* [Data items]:
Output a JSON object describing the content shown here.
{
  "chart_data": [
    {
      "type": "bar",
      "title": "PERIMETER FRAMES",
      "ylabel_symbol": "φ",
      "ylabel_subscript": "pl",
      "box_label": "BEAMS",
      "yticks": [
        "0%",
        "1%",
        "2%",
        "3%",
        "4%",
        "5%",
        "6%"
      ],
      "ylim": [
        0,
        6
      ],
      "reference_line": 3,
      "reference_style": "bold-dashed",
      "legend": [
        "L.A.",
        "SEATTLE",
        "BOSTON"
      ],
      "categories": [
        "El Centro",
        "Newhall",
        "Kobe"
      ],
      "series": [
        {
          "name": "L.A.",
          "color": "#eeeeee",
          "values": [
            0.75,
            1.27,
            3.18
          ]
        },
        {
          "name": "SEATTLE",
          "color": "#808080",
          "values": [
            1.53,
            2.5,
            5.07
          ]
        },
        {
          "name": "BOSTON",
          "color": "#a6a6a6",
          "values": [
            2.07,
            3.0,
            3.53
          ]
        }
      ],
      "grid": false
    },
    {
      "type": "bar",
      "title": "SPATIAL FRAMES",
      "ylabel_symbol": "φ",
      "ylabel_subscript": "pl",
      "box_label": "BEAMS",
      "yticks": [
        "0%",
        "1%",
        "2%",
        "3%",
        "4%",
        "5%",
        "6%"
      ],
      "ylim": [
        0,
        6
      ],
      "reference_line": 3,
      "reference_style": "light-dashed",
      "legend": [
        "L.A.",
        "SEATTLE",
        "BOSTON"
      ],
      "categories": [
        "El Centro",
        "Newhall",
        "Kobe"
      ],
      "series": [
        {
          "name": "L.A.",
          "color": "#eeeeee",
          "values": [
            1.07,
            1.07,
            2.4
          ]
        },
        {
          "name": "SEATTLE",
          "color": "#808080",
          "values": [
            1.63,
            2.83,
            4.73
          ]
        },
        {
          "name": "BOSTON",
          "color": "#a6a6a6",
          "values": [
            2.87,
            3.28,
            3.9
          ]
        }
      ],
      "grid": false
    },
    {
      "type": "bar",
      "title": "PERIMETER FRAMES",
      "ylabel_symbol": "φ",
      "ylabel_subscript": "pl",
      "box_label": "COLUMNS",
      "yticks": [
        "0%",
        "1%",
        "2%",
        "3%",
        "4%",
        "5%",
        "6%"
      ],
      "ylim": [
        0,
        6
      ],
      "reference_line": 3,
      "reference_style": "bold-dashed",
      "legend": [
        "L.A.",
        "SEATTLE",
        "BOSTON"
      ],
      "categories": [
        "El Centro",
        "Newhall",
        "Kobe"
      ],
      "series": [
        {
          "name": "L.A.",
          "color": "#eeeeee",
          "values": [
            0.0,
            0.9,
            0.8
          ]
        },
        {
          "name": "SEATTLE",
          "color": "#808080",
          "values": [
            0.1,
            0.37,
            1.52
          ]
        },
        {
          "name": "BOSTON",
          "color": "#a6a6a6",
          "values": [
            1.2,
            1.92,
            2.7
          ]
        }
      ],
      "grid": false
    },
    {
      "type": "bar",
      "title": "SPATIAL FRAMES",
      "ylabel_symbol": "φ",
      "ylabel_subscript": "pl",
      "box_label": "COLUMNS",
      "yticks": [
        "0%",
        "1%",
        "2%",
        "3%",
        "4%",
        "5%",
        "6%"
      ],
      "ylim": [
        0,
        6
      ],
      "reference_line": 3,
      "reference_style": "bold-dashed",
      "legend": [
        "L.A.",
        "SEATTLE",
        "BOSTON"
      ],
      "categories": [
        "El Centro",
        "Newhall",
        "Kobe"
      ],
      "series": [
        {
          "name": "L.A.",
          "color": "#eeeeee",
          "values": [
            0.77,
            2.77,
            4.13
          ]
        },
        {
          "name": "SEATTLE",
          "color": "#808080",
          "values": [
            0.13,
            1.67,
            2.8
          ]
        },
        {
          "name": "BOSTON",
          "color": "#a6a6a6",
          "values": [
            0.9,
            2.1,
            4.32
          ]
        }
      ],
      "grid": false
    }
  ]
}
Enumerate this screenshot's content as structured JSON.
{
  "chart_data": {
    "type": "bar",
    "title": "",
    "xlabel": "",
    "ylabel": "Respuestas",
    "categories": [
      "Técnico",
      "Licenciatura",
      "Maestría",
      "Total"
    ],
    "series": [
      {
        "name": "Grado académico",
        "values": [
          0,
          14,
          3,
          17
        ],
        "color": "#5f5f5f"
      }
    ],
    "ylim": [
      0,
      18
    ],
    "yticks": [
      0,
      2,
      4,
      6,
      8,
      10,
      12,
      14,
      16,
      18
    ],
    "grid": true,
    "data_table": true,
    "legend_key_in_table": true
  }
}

* [What the task requires]: Extract each line from the listing above, please, and repeat it exactly.

* [Final result]:
Output a JSON object describing the content shown here.
{
  "chart_data": [
    {
      "type": "bar",
      "title": "PERIMETER FRAMES",
      "ylabel_symbol": "φ",
      "ylabel_subscript": "pl",
      "box_label": "BEAMS",
      "yticks": [
        "0%",
        "1%",
        "2%",
        "3%",
        "4%",
        "5%",
        "6%"
      ],
      "ylim": [
        0,
        6
      ],
      "reference_line": 3,
      "reference_style": "bold-dashed",
      "legend": [
        "L.A.",
        "SEATTLE",
        "BOSTON"
      ],
      "categories": [
        "El Centro",
        "Newhall",
        "Kobe"
      ],
      "series": [
        {
          "name": "L.A.",
          "color": "#eeeeee",
          "values": [
            0.75,
            1.27,
            3.18
          ]
        },
        {
          "name": "SEATTLE",
          "color": "#808080",
          "values": [
            1.53,
            2.5,
            5.07
          ]
        },
        {
          "name": "BOSTON",
          "color": "#a6a6a6",
          "values": [
            2.07,
            3.0,
            3.53
          ]
        }
      ],
      "grid": false
    },
    {
      "type": "bar",
      "title": "SPATIAL FRAMES",
      "ylabel_symbol": "φ",
      "ylabel_subscript": "pl",
      "box_label": "BEAMS",
      "yticks": [
        "0%",
        "1%",
        "2%",
        "3%",
        "4%",
        "5%",
        "6%"
      ],
      "ylim": [
        0,
        6
      ],
      "reference_line": 3,
      "reference_style": "light-dashed",
      "legend": [
        "L.A.",
        "SEATTLE",
        "BOSTON"
      ],
      "categories": [
        "El Centro",
        "Newhall",
        "Kobe"
      ],
      "series": [
        {
          "name": "L.A.",
          "color": "#eeeeee",
          "values": [
            1.07,
            1.07,
            2.4
          ]
        },
        {
          "name": "SEATTLE",
          "color": "#808080",
          "values": [
            1.63,
            2.83,
            4.73
          ]
        },
        {
          "name": "BOSTON",
          "color": "#a6a6a6",
          "values": [
            2.87,
            3.28,
            3.9
          ]
        }
      ],
      "grid": false
    },
    {
      "type": "bar",
      "title": "PERIMETER FRAMES",
      "ylabel_symbol": "φ",
      "ylabel_subscript": "pl",
      "box_label": "COLUMNS",
      "yticks": [
        "0%",
        "1%",
        "2%",
        "3%",
        "4%",
        "5%",
        "6%"
      ],
      "ylim": [
        0,
        6
      ],
      "reference_line": 3,
      "reference_style": "bold-dashed",
      "legend": [
        "L.A.",
        "SEATTLE",
        "BOSTON"
      ],
      "categories": [
        "El Centro",
        "Newhall",
        "Kobe"
      ],
      "series": [
        {
          "name": "L.A.",
          "color": "#eeeeee",
          "values": [
            0.0,
            0.9,
            0.8
          ]
        },
        {
          "name": "SEATTLE",
          "color": "#808080",
          "values": [
            0.1,
            0.37,
            1.52
          ]
        },
        {
          "name": "BOSTON",
          "color": "#a6a6a6",
          "values": [
            1.2,
            1.92,
            2.7
          ]
        }
      ],
      "grid": false
    },
    {
      "type": "bar",
      "title": "SPATIAL FRAMES",
      "ylabel_symbol": "φ",
      "ylabel_subscript": "pl",
      "box_label": "COLUMNS",
      "yticks": [
        "0%",
        "1%",
        "2%",
        "3%",
        "4%",
        "5%",
        "6%"
      ],
      "ylim": [
        0,
        6
      ],
      "reference_line": 3,
      "reference_style": "bold-dashed",
      "legend": [
        "L.A.",
        "SEATTLE",
        "BOSTON"
      ],
      "categories": [
        "El Centro",
        "Newhall",
        "Kobe"
      ],
      "series": [
        {
          "name": "L.A.",
          "color": "#eeeeee",
          "values": [
            0.77,
            2.77,
            4.13
          ]
        },
        {
          "name": "SEATTLE",
          "color": "#808080",
          "values": [
            0.13,
            1.67,
            2.8
          ]
        },
        {
          "name": "BOSTON",
          "color": "#a6a6a6",
          "values": [
            0.9,
            2.1,
            4.32
          ]
        }
      ],
      "grid": false
    }
  ]
}
Enumerate this screenshot's content as structured JSON.
{
  "chart_data": {
    "type": "bar",
    "title": "",
    "xlabel": "",
    "ylabel": "Respuestas",
    "categories": [
      "Técnico",
      "Licenciatura",
      "Maestría",
      "Total"
    ],
    "series": [
      {
        "name": "Grado académico",
        "values": [
          0,
          14,
          3,
          17
        ],
        "color": "#5f5f5f"
      }
    ],
    "ylim": [
      0,
      18
    ],
    "yticks": [
      0,
      2,
      4,
      6,
      8,
      10,
      12,
      14,
      16,
      18
    ],
    "grid": true,
    "data_table": true,
    "legend_key_in_table": true
  }
}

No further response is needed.